◆ DIRECTIONS: Set down all of the entries word for word, omitting the images they contain.
--- start ---
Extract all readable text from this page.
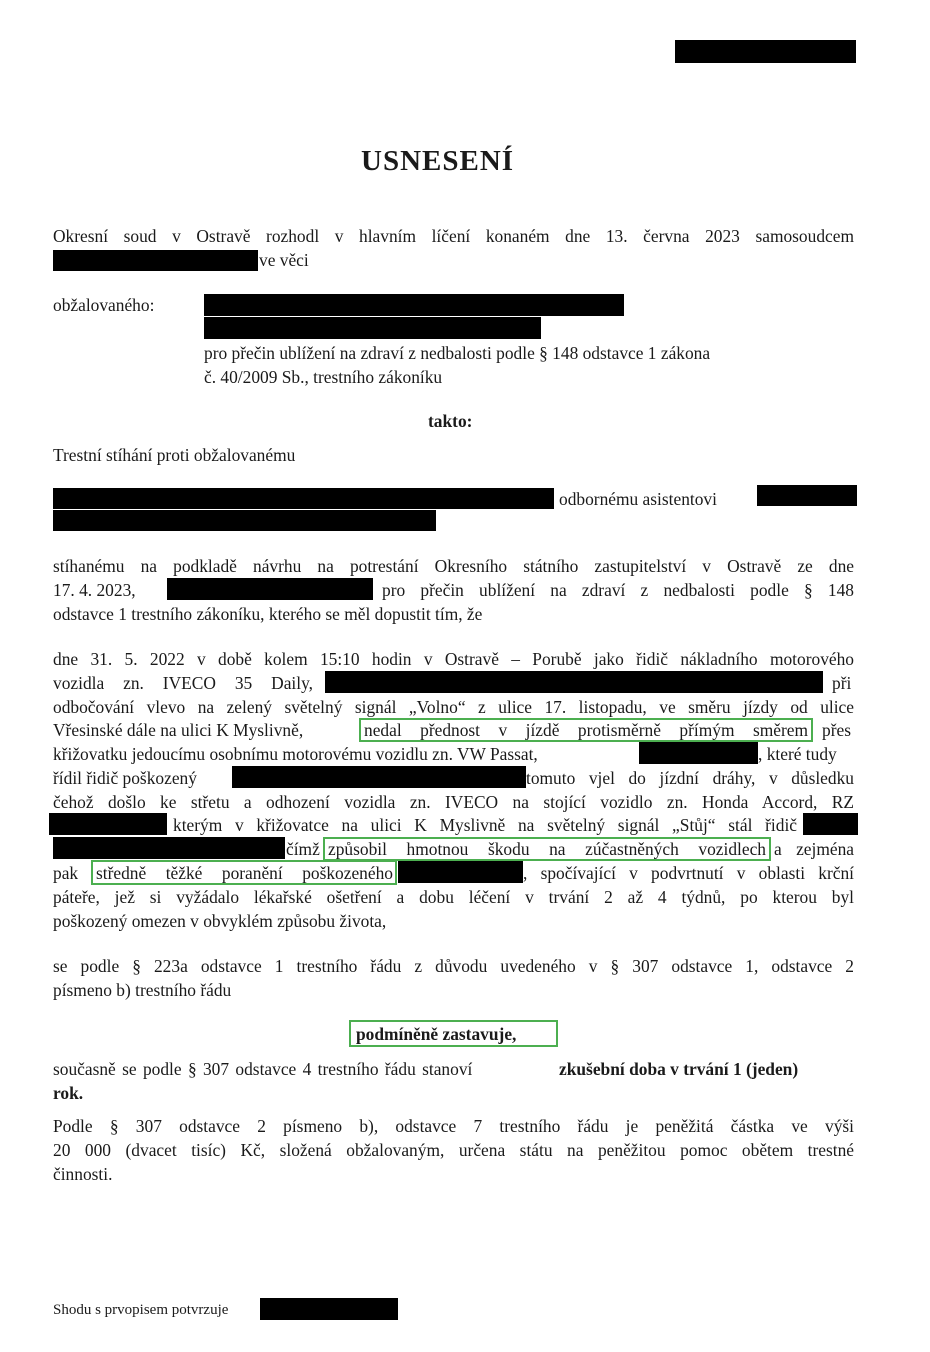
USNESENÍ
Okresní soud v Ostravě rozhodl v hlavním líčení konaném dne 13. června 2023 samosoudcem
ve věci
obžalovaného:
pro přečin ublížení na zdraví z nedbalosti podle § 148 odstavce 1 zákona
č. 40/2009 Sb., trestního zákoníku
takto:
Trestní stíhání proti obžalovanému
odbornému asistentovi
stíhanému na podkladě návrhu na potrestání Okresního státního zastupitelství v Ostravě ze dne
17. 4. 2023,	pro přečin ublížení na zdraví z nedbalosti podle § 148
odstavce 1 trestního zákoníku, kterého se měl dopustit tím, že
dne 31. 5. 2022 v době kolem 15:10 hodin v Ostravě – Porubě jako řidič nákladního motorového
vozidla zn. IVECO 35 Daily,	při
odbočování vlevo na zelený světelný signál „Volno“ z ulice 17. listopadu, ve směru jízdy od ulice
Vřesinské dále na ulici K Myslivně,	nedal přednost v jízdě protisměrně přímým směrem přes
křižovatku jedoucímu osobnímu motorovému vozidlu zn. VW Passat,	, které tudy
řídil řidič poškozený	tomuto vjel do jízdní dráhy, v důsledku
čehož došlo ke střetu a odhození vozidla zn. IVECO na stojící vozidlo zn. Honda Accord, RZ
kterým v křižovatce na ulici K Myslivně na světelný signál „Stůj“ stál řidič
čímž způsobil hmotnou škodu na zúčastněných vozidlech a zejména
pak středně těžké poranění poškozeného	, spočívající v podvrtnutí v oblasti krční
páteře, jež si vyžádalo lékařské ošetření a dobu léčení v trvání 2 až 4 týdnů, po kterou byl
poškozený omezen v obvyklém způsobu života,
se podle § 223a odstavce 1 trestního řádu z důvodu uvedeného v § 307 odstavce 1, odstavce 2
písmeno b) trestního řádu
podmíněně zastavuje,
současně se podle § 307 odstavce 4 trestního řádu stanoví	zkušební doba v trvání 1 (jeden)
rok.
Podle § 307 odstavce 2 písmeno b), odstavce 7 trestního řádu je peněžitá částka ve výši
20 000 (dvacet tisíc) Kč, složená obžalovaným, určena státu na peněžitou pomoc obětem trestné
činnosti.
Shodu s prvopisem potvrzuje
--- end ---
◆ THE OUTPUT:
Extract all readable text from this page.
USNESENÍ
Okresní soud v Ostravě rozhodl v hlavním líčení konaném dne 13. června 2023 samosoudcem
ve věci
obžalovaného:
pro přečin ublížení na zdraví z nedbalosti podle § 148 odstavce 1 zákona
č. 40/2009 Sb., trestního zákoníku
takto:
Trestní stíhání proti obžalovanému
odbornému asistentovi
stíhanému na podkladě návrhu na potrestání Okresního státního zastupitelství v Ostravě ze dne
17. 4. 2023,	pro přečin ublížení na zdraví z nedbalosti podle § 148
odstavce 1 trestního zákoníku, kterého se měl dopustit tím, že
dne 31. 5. 2022 v době kolem 15:10 hodin v Ostravě – Porubě jako řidič nákladního motorového
vozidla zn. IVECO 35 Daily,	při
odbočování vlevo na zelený světelný signál „Volno“ z ulice 17. listopadu, ve směru jízdy od ulice
Vřesinské dále na ulici K Myslivně,	nedal přednost v jízdě protisměrně přímým směrem přes
křižovatku jedoucímu osobnímu motorovému vozidlu zn. VW Passat,	, které tudy
řídil řidič poškozený	tomuto vjel do jízdní dráhy, v důsledku
čehož došlo ke střetu a odhození vozidla zn. IVECO na stojící vozidlo zn. Honda Accord, RZ
kterým v křižovatce na ulici K Myslivně na světelný signál „Stůj“ stál řidič
čímž způsobil hmotnou škodu na zúčastněných vozidlech a zejména
pak středně těžké poranění poškozeného	, spočívající v podvrtnutí v oblasti krční
páteře, jež si vyžádalo lékařské ošetření a dobu léčení v trvání 2 až 4 týdnů, po kterou byl
poškozený omezen v obvyklém způsobu života,
se podle § 223a odstavce 1 trestního řádu z důvodu uvedeného v § 307 odstavce 1, odstavce 2
písmeno b) trestního řádu
podmíněně zastavuje,
současně se podle § 307 odstavce 4 trestního řádu stanoví	zkušební doba v trvání 1 (jeden)
rok.
Podle § 307 odstavce 2 písmeno b), odstavce 7 trestního řádu je peněžitá částka ve výši
20 000 (dvacet tisíc) Kč, složená obžalovaným, určena státu na peněžitou pomoc obětem trestné
činnosti.
Shodu s prvopisem potvrzuje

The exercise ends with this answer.